__WHAT TO PRODUCE__. Gather from the listing below each line that includes the word "title", and copy it.
— Begin STORED DATA —
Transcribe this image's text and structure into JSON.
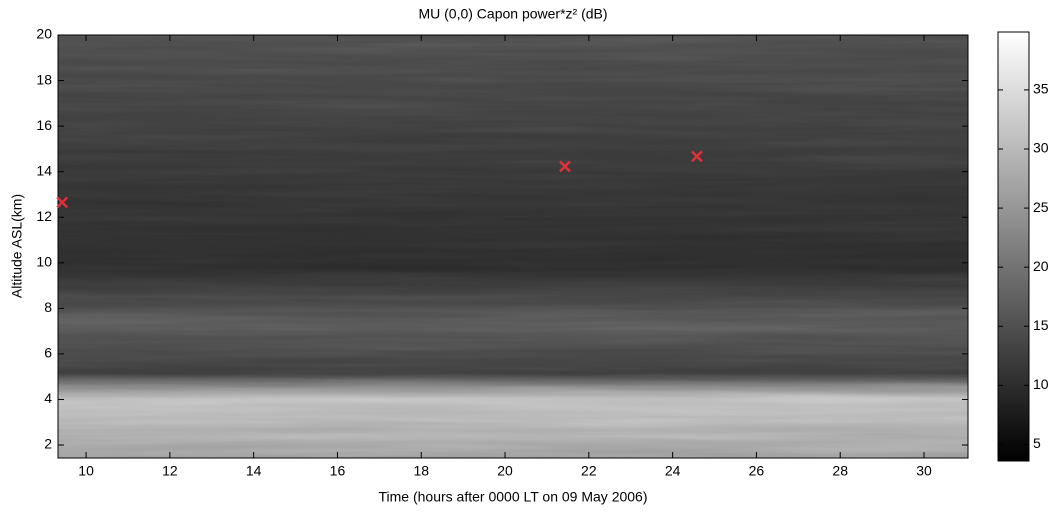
{
  "chart_data": {
    "type": "scatter",
    "title": "MU (0,0) Capon power*z² (dB)",
    "x_label": "Time (hours after 0000 LT on 09 May 2006)",
    "y_label": "Altitude ASL(km)",
    "x": [
      9.43,
      21.43,
      24.58
    ],
    "y": [
      12.65,
      14.23,
      14.67
    ],
    "marker": "x",
    "color": "#e0303a",
    "xlim": [
      9.33,
      31.05
    ],
    "xticks": [
      10,
      12,
      14,
      16,
      18,
      20,
      22,
      24,
      26,
      28,
      30
    ],
    "ylim": [
      1.43,
      20
    ],
    "yticks": [
      2,
      4,
      6,
      8,
      10,
      12,
      14,
      16,
      18,
      20
    ],
    "colorbar": {
      "lim": [
        3.6,
        39.9
      ],
      "ticks": [
        5,
        10,
        15,
        20,
        25,
        30,
        35
      ],
      "colormap": [
        "#000000",
        "#ffffff"
      ]
    }
  }
}
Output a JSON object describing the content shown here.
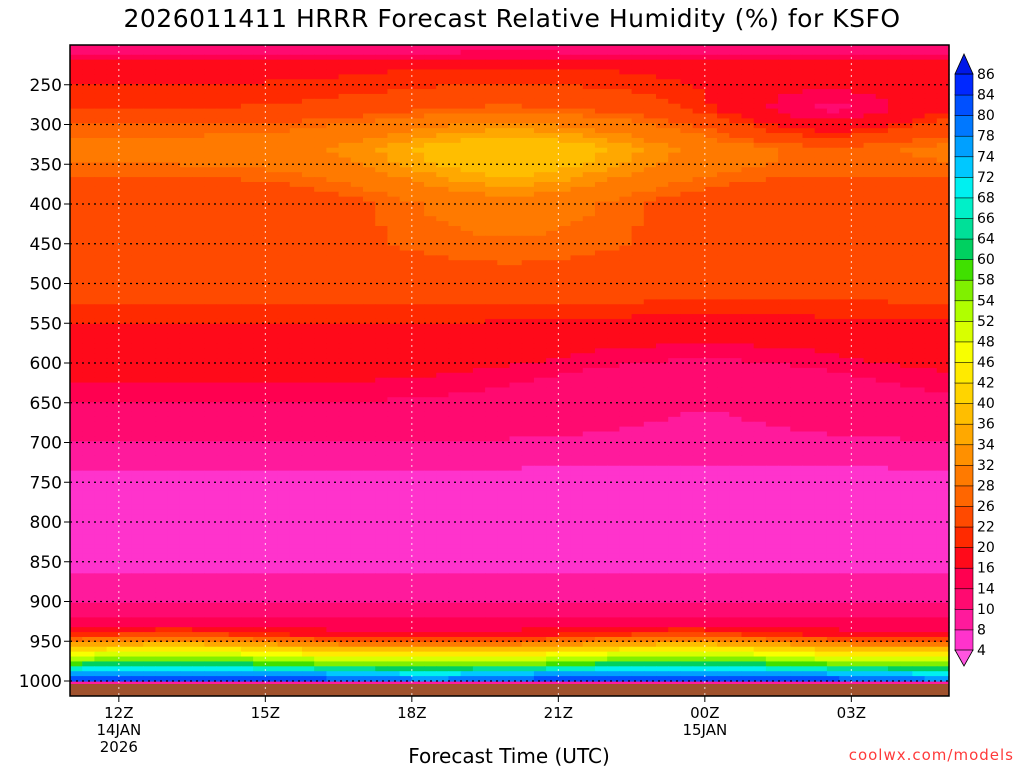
{
  "chart_data": {
    "type": "heatmap",
    "title": "2026011411 HRRR Forecast Relative Humidity (%) for KSFO",
    "xlabel": "Forecast Time (UTC)",
    "ylabel": "",
    "x_ticks": [
      {
        "hour": 12,
        "label": "12Z",
        "sub": [
          "14JAN",
          "2026"
        ]
      },
      {
        "hour": 15,
        "label": "15Z",
        "sub": []
      },
      {
        "hour": 18,
        "label": "18Z",
        "sub": []
      },
      {
        "hour": 21,
        "label": "21Z",
        "sub": []
      },
      {
        "hour": 24,
        "label": "00Z",
        "sub": [
          "15JAN"
        ]
      },
      {
        "hour": 27,
        "label": "03Z",
        "sub": []
      }
    ],
    "xlim": [
      11,
      29
    ],
    "y_ticks": [
      250,
      300,
      350,
      400,
      450,
      500,
      550,
      600,
      650,
      700,
      750,
      800,
      850,
      900,
      950,
      1000
    ],
    "ylim": [
      200,
      1000
    ],
    "colorbar": {
      "levels": [
        4,
        8,
        10,
        14,
        16,
        20,
        22,
        26,
        28,
        32,
        34,
        36,
        40,
        42,
        46,
        48,
        52,
        54,
        58,
        60,
        64,
        66,
        68,
        72,
        74,
        78,
        80,
        84,
        86
      ],
      "colors": [
        "#ff33cc",
        "#ff1a9c",
        "#ff0a70",
        "#ff0050",
        "#ff0a1a",
        "#ff2a00",
        "#ff4a00",
        "#ff6600",
        "#ff7a00",
        "#ff9000",
        "#ffa800",
        "#ffbe00",
        "#ffd400",
        "#ffea00",
        "#f8ff00",
        "#d8ff00",
        "#b0ff00",
        "#80f000",
        "#40e000",
        "#00d060",
        "#00e098",
        "#00f0c8",
        "#00f0f0",
        "#00c8ff",
        "#00a0ff",
        "#0078ff",
        "#0050ff",
        "#0028ff"
      ],
      "top_color": "#0018e8",
      "bottom_color": "#ff55e0"
    },
    "profile": {
      "pressure": [
        200,
        230,
        250,
        280,
        300,
        330,
        350,
        380,
        400,
        450,
        500,
        550,
        600,
        650,
        700,
        750,
        800,
        850,
        900,
        940,
        960,
        980,
        990,
        1000
      ],
      "rh": [
        11,
        19,
        20,
        22,
        26,
        30,
        28,
        24,
        22,
        24,
        24,
        20,
        18,
        14,
        10,
        7,
        6,
        7,
        10,
        18,
        40,
        60,
        74,
        84
      ]
    },
    "ground_color": "#a0522d",
    "grid": true
  },
  "credit": "coolwx.com/models"
}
— End STORED DATA —
__COMPLETE ANSWER__.
    "title": "MU (0,0) Capon power*z² (dB)",
    "title": "2026011411 HRRR Forecast Relative Humidity (%) for KSFO",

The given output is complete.